- Task prompt
Write the records out again, precisely as they stand.

- Excerpted records
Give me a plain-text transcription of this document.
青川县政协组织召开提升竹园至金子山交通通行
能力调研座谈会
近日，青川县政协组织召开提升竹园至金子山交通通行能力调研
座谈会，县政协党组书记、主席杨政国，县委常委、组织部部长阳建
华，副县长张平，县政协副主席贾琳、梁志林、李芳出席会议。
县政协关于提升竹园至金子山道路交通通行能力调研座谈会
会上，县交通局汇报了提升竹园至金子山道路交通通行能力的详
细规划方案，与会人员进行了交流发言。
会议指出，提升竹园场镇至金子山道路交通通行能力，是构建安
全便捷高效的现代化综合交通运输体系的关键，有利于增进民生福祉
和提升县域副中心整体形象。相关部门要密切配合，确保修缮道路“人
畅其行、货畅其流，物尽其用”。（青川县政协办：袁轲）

- Written response
Give me a plain-text transcription of this document.
青川县政协组织召开提升竹园至金子山交通通行
能力调研座谈会
近日，青川县政协组织召开提升竹园至金子山交通通行能力调研
座谈会，县政协党组书记、主席杨政国，县委常委、组织部部长阳建
华，副县长张平，县政协副主席贾琳、梁志林、李芳出席会议。
县政协关于提升竹园至金子山道路交通通行能力调研座谈会
会上，县交通局汇报了提升竹园至金子山道路交通通行能力的详
细规划方案，与会人员进行了交流发言。
会议指出，提升竹园场镇至金子山道路交通通行能力，是构建安
全便捷高效的现代化综合交通运输体系的关键，有利于增进民生福祉
和提升县域副中心整体形象。相关部门要密切配合，确保修缮道路“人
畅其行、货畅其流，物尽其用”。（青川县政协办：袁轲）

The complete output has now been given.